### Directions
Reproduce the data below verbatim from the line containing "Transcribe the text in this document." through its final line, and produce nothing more.

### Recorded data
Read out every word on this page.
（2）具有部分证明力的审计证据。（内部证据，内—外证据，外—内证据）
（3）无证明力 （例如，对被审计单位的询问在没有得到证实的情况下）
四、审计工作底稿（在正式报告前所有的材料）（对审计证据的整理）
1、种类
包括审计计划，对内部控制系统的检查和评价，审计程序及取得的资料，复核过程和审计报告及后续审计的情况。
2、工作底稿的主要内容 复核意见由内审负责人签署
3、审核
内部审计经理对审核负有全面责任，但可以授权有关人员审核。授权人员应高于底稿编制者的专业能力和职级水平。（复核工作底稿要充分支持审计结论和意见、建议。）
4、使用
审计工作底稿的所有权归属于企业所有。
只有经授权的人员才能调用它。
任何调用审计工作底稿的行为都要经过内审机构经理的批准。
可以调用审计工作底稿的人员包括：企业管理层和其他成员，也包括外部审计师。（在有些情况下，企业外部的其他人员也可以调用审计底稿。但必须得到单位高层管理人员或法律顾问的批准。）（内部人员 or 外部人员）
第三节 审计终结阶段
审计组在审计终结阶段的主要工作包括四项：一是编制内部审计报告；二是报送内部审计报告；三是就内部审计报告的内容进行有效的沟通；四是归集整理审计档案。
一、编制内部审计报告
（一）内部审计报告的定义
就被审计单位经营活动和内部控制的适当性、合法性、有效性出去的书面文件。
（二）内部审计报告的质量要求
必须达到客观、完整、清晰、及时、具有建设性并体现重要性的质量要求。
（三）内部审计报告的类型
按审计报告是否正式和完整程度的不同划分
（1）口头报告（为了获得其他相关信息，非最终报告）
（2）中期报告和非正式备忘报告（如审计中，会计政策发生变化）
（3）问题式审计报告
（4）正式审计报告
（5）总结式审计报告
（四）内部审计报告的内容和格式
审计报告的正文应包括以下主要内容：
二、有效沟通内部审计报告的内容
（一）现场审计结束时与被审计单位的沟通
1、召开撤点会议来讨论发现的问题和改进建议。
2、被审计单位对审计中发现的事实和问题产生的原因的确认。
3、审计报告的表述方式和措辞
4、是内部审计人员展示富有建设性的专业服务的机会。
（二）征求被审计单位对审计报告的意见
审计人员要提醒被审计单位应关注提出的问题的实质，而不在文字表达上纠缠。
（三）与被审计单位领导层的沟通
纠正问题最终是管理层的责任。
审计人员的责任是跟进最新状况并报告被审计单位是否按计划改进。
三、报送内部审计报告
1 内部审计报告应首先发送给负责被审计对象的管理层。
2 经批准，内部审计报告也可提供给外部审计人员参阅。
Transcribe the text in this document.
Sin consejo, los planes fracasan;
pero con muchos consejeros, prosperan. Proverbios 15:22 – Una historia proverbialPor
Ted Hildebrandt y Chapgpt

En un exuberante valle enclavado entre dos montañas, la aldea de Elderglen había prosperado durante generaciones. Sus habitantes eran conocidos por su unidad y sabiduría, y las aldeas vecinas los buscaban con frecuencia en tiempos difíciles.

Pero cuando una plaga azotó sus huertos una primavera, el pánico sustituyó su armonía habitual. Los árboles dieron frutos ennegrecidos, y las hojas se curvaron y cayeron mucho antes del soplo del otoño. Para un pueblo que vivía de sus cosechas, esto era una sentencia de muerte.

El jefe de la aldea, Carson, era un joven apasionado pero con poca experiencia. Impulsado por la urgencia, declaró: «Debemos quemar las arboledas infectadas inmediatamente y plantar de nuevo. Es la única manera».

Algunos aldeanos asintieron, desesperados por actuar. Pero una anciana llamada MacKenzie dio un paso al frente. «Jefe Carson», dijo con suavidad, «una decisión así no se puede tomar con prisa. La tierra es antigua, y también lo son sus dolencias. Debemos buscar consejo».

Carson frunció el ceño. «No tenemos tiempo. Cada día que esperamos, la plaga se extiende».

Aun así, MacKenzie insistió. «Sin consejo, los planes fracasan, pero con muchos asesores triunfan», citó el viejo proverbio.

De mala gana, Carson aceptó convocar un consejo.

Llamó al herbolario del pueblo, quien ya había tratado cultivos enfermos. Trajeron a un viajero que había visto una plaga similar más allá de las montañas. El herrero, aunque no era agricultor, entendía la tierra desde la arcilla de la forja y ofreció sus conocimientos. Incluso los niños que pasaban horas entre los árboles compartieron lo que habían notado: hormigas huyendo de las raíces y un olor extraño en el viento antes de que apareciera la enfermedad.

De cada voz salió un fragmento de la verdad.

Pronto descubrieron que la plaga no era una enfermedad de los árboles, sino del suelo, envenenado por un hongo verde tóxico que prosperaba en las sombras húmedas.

### Final result
Transcribe the text in this document.
Sin consejo, los planes fracasan;
pero con muchos consejeros, prosperan. Proverbios 15:22 – Una historia proverbialPor
Ted Hildebrandt y Chapgpt

En un exuberante valle enclavado entre dos montañas, la aldea de Elderglen había prosperado durante generaciones. Sus habitantes eran conocidos por su unidad y sabiduría, y las aldeas vecinas los buscaban con frecuencia en tiempos difíciles.

Pero cuando una plaga azotó sus huertos una primavera, el pánico sustituyó su armonía habitual. Los árboles dieron frutos ennegrecidos, y las hojas se curvaron y cayeron mucho antes del soplo del otoño. Para un pueblo que vivía de sus cosechas, esto era una sentencia de muerte.

El jefe de la aldea, Carson, era un joven apasionado pero con poca experiencia. Impulsado por la urgencia, declaró: «Debemos quemar las arboledas infectadas inmediatamente y plantar de nuevo. Es la única manera».

Algunos aldeanos asintieron, desesperados por actuar. Pero una anciana llamada MacKenzie dio un paso al frente. «Jefe Carson», dijo con suavidad, «una decisión así no se puede tomar con prisa. La tierra es antigua, y también lo son sus dolencias. Debemos buscar consejo».

Carson frunció el ceño. «No tenemos tiempo. Cada día que esperamos, la plaga se extiende».

Aun así, MacKenzie insistió. «Sin consejo, los planes fracasan, pero con muchos asesores triunfan», citó el viejo proverbio.

De mala gana, Carson aceptó convocar un consejo.

Llamó al herbolario del pueblo, quien ya había tratado cultivos enfermos. Trajeron a un viajero que había visto una plaga similar más allá de las montañas. El herrero, aunque no era agricultor, entendía la tierra desde la arcilla de la forja y ofreció sus conocimientos. Incluso los niños que pasaban horas entre los árboles compartieron lo que habían notado: hormigas huyendo de las raíces y un olor extraño en el viento antes de que apareciera la enfermedad.

De cada voz salió un fragmento de la verdad.

Pronto descubrieron que la plaga no era una enfermedad de los árboles, sino del suelo, envenenado por un hongo verde tóxico que prosperaba en las sombras húmedas.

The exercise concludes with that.